- Instruction -
Leave out any pictures and transcribe all other data below exactly.

-- START Given records --

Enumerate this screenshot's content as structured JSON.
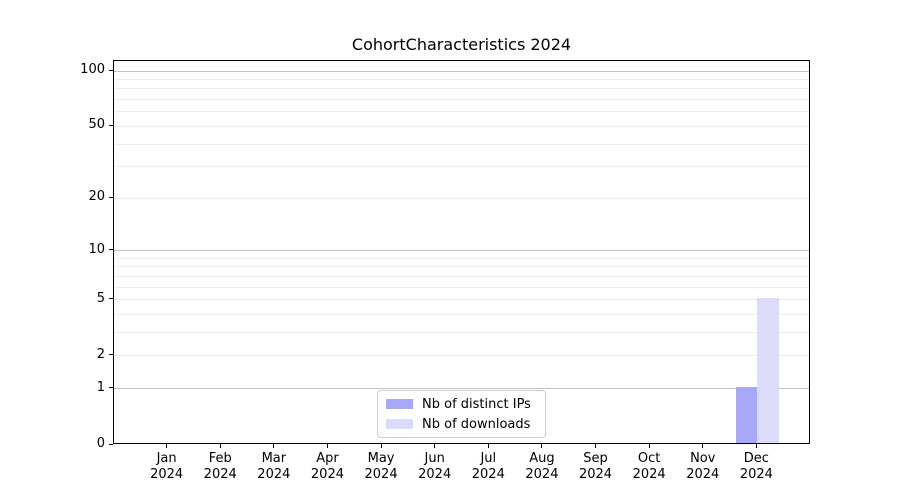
{
  "title": "CohortCharacteristics 2024",
  "year": "2024",
  "chart_data": {
    "type": "bar",
    "title": "CohortCharacteristics 2024",
    "xlabel": "",
    "ylabel": "",
    "categories": [
      "Jan 2024",
      "Feb 2024",
      "Mar 2024",
      "Apr 2024",
      "May 2024",
      "Jun 2024",
      "Jul 2024",
      "Aug 2024",
      "Sep 2024",
      "Oct 2024",
      "Nov 2024",
      "Dec 2024"
    ],
    "series": [
      {
        "name": "Nb of distinct IPs",
        "color": "#a8a8f8",
        "values": [
          0,
          0,
          0,
          0,
          0,
          0,
          0,
          0,
          0,
          0,
          0,
          1
        ]
      },
      {
        "name": "Nb of downloads",
        "color": "#dcdcfa",
        "values": [
          0,
          0,
          0,
          0,
          0,
          0,
          0,
          0,
          0,
          0,
          0,
          5
        ]
      }
    ],
    "y_scale": "log1p",
    "ylim": [
      0,
      113
    ],
    "y_ticks": [
      0,
      1,
      2,
      5,
      10,
      20,
      50,
      100
    ],
    "y_major_gridlines": [
      1,
      10,
      100
    ],
    "y_minor_gridlines": [
      2,
      3,
      4,
      5,
      6,
      7,
      8,
      9,
      20,
      30,
      40,
      50,
      60,
      70,
      80,
      90
    ],
    "grid": true,
    "legend_position": "lower center",
    "colors": {
      "major_grid": "#c2c2c2",
      "minor_grid": "#ededed",
      "spine": "#000000",
      "legend_border": "#cccccc"
    }
  }
}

-- END Given records --

- Correct response -
Enumerate this screenshot's content as structured JSON.
{
  "title": "CohortCharacteristics 2024",
  "year": "2024",
  "chart_data": {
    "type": "bar",
    "title": "CohortCharacteristics 2024",
    "xlabel": "",
    "ylabel": "",
    "categories": [
      "Jan 2024",
      "Feb 2024",
      "Mar 2024",
      "Apr 2024",
      "May 2024",
      "Jun 2024",
      "Jul 2024",
      "Aug 2024",
      "Sep 2024",
      "Oct 2024",
      "Nov 2024",
      "Dec 2024"
    ],
    "series": [
      {
        "name": "Nb of distinct IPs",
        "color": "#a8a8f8",
        "values": [
          0,
          0,
          0,
          0,
          0,
          0,
          0,
          0,
          0,
          0,
          0,
          1
        ]
      },
      {
        "name": "Nb of downloads",
        "color": "#dcdcfa",
        "values": [
          0,
          0,
          0,
          0,
          0,
          0,
          0,
          0,
          0,
          0,
          0,
          5
        ]
      }
    ],
    "y_scale": "log1p",
    "ylim": [
      0,
      113
    ],
    "y_ticks": [
      0,
      1,
      2,
      5,
      10,
      20,
      50,
      100
    ],
    "y_major_gridlines": [
      1,
      10,
      100
    ],
    "y_minor_gridlines": [
      2,
      3,
      4,
      5,
      6,
      7,
      8,
      9,
      20,
      30,
      40,
      50,
      60,
      70,
      80,
      90
    ],
    "grid": true,
    "legend_position": "lower center",
    "colors": {
      "major_grid": "#c2c2c2",
      "minor_grid": "#ededed",
      "spine": "#000000",
      "legend_border": "#cccccc"
    }
  }
}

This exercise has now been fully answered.